Task input.

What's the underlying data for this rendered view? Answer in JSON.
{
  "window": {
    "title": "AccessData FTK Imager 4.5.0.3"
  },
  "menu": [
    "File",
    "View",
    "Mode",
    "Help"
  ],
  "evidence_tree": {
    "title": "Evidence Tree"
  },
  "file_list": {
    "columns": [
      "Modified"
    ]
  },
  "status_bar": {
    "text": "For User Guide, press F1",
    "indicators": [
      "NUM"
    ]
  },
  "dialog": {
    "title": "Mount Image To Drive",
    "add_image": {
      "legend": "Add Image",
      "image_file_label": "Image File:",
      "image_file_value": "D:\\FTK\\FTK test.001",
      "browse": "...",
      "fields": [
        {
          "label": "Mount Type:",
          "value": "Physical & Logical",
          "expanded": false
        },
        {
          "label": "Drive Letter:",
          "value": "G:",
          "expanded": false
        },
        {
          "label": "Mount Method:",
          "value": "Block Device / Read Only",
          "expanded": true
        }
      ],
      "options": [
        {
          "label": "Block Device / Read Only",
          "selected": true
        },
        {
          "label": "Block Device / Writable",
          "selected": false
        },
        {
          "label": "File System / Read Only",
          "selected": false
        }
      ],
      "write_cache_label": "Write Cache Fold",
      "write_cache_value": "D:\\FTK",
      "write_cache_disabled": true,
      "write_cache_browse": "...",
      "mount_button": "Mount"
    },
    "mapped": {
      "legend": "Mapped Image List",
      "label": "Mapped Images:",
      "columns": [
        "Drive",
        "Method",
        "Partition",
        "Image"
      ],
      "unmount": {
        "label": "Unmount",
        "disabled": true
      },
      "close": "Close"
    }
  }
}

What is needed. Copy out each record, keeping every word as it is.

Exercise output.
What's the underlying data for this rendered view? Answer in JSON.
{
  "window": {
    "title": "AccessData FTK Imager 4.5.0.3"
  },
  "menu": [
    "File",
    "View",
    "Mode",
    "Help"
  ],
  "evidence_tree": {
    "title": "Evidence Tree"
  },
  "file_list": {
    "columns": [
      "Modified"
    ]
  },
  "status_bar": {
    "text": "For User Guide, press F1",
    "indicators": [
      "NUM"
    ]
  },
  "dialog": {
    "title": "Mount Image To Drive",
    "add_image": {
      "legend": "Add Image",
      "image_file_label": "Image File:",
      "image_file_value": "D:\\FTK\\FTK test.001",
      "browse": "...",
      "fields": [
        {
          "label": "Mount Type:",
          "value": "Physical & Logical",
          "expanded": false
        },
        {
          "label": "Drive Letter:",
          "value": "G:",
          "expanded": false
        },
        {
          "label": "Mount Method:",
          "value": "Block Device / Read Only",
          "expanded": true
        }
      ],
      "options": [
        {
          "label": "Block Device / Read Only",
          "selected": true
        },
        {
          "label": "Block Device / Writable",
          "selected": false
        },
        {
          "label": "File System / Read Only",
          "selected": false
        }
      ],
      "write_cache_label": "Write Cache Fold",
      "write_cache_value": "D:\\FTK",
      "write_cache_disabled": true,
      "write_cache_browse": "...",
      "mount_button": "Mount"
    },
    "mapped": {
      "legend": "Mapped Image List",
      "label": "Mapped Images:",
      "columns": [
        "Drive",
        "Method",
        "Partition",
        "Image"
      ],
      "unmount": {
        "label": "Unmount",
        "disabled": true
      },
      "close": "Close"
    }
  }
}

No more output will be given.